> **WHAT IS EXPECTED**
Transcribe the entries below exactly.

> **TASK DATA**

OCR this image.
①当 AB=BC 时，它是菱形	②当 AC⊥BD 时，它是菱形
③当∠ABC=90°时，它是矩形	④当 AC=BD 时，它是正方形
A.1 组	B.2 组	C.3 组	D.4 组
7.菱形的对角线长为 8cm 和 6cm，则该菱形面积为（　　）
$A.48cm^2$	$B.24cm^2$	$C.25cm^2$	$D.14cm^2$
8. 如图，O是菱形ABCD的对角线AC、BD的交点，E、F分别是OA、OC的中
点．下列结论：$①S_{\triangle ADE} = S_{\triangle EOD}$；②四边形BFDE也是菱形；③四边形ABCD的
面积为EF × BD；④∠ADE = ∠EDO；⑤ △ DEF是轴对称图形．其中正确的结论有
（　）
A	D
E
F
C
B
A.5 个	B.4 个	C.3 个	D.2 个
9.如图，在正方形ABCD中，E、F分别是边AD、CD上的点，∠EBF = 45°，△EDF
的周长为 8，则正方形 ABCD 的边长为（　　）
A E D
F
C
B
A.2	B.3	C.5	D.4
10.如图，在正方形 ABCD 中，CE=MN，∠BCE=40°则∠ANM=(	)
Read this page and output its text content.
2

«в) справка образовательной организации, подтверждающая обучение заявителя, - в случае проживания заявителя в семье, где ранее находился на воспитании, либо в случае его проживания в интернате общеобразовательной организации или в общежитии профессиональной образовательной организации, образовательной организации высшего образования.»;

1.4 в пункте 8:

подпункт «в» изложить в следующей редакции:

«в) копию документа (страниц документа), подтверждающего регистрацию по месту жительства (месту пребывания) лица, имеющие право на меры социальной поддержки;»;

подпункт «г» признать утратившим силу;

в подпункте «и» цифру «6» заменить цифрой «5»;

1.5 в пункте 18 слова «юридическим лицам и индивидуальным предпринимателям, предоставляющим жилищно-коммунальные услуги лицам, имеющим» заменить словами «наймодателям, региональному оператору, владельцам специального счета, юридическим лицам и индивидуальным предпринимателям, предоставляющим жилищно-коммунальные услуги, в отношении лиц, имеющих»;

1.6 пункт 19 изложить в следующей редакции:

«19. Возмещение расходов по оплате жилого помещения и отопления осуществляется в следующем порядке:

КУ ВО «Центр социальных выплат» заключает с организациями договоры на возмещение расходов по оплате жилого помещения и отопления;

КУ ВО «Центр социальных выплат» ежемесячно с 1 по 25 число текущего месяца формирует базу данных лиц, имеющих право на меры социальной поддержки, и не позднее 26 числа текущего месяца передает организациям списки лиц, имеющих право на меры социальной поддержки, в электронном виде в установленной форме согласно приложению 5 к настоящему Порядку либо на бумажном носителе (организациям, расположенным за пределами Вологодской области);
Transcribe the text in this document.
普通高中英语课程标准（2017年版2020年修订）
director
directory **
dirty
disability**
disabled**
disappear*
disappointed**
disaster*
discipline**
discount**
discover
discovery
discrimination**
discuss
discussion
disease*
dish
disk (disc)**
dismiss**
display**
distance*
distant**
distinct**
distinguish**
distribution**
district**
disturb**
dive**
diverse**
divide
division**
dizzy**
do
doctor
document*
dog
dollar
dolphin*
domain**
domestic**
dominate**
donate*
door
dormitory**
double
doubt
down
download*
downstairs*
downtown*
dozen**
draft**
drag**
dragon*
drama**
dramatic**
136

> **THE COMPLETED TASK**
OCR this image.
①当 AB=BC 时，它是菱形	②当 AC⊥BD 时，它是菱形
③当∠ABC=90°时，它是矩形	④当 AC=BD 时，它是正方形
A.1 组	B.2 组	C.3 组	D.4 组
7.菱形的对角线长为 8cm 和 6cm，则该菱形面积为（　　）
$A.48cm^2$	$B.24cm^2$	$C.25cm^2$	$D.14cm^2$
8. 如图，O是菱形ABCD的对角线AC、BD的交点，E、F分别是OA、OC的中
点．下列结论：$①S_{\triangle ADE} = S_{\triangle EOD}$；②四边形BFDE也是菱形；③四边形ABCD的
面积为EF × BD；④∠ADE = ∠EDO；⑤ △ DEF是轴对称图形．其中正确的结论有
（　）
A	D
E
F
C
B
A.5 个	B.4 个	C.3 个	D.2 个
9.如图，在正方形ABCD中，E、F分别是边AD、CD上的点，∠EBF = 45°，△EDF
的周长为 8，则正方形 ABCD 的边长为（　　）
A E D
F
C
B
A.2	B.3	C.5	D.4
10.如图，在正方形 ABCD 中，CE=MN，∠BCE=40°则∠ANM=(	)
Read this page and output its text content.
2

«в) справка образовательной организации, подтверждающая обучение заявителя, - в случае проживания заявителя в семье, где ранее находился на воспитании, либо в случае его проживания в интернате общеобразовательной организации или в общежитии профессиональной образовательной организации, образовательной организации высшего образования.»;

1.4 в пункте 8:

подпункт «в» изложить в следующей редакции:

«в) копию документа (страниц документа), подтверждающего регистрацию по месту жительства (месту пребывания) лица, имеющие право на меры социальной поддержки;»;

подпункт «г» признать утратившим силу;

в подпункте «и» цифру «6» заменить цифрой «5»;

1.5 в пункте 18 слова «юридическим лицам и индивидуальным предпринимателям, предоставляющим жилищно-коммунальные услуги лицам, имеющим» заменить словами «наймодателям, региональному оператору, владельцам специального счета, юридическим лицам и индивидуальным предпринимателям, предоставляющим жилищно-коммунальные услуги, в отношении лиц, имеющих»;

1.6 пункт 19 изложить в следующей редакции:

«19. Возмещение расходов по оплате жилого помещения и отопления осуществляется в следующем порядке:

КУ ВО «Центр социальных выплат» заключает с организациями договоры на возмещение расходов по оплате жилого помещения и отопления;

КУ ВО «Центр социальных выплат» ежемесячно с 1 по 25 число текущего месяца формирует базу данных лиц, имеющих право на меры социальной поддержки, и не позднее 26 числа текущего месяца передает организациям списки лиц, имеющих право на меры социальной поддержки, в электронном виде в установленной форме согласно приложению 5 к настоящему Порядку либо на бумажном носителе (организациям, расположенным за пределами Вологодской области);
Transcribe the text in this document.
普通高中英语课程标准（2017年版2020年修订）
director
directory **
dirty
disability**
disabled**
disappear*
disappointed**
disaster*
discipline**
discount**
discover
discovery
discrimination**
discuss
discussion
disease*
dish
disk (disc)**
dismiss**
display**
distance*
distant**
distinct**
distinguish**
distribution**
district**
disturb**
dive**
diverse**
divide
division**
dizzy**
do
doctor
document*
dog
dollar
dolphin*
domain**
domestic**
dominate**
donate*
door
dormitory**
double
doubt
down
download*
downstairs*
downtown*
dozen**
draft**
drag**
dragon*
drama**
dramatic**
136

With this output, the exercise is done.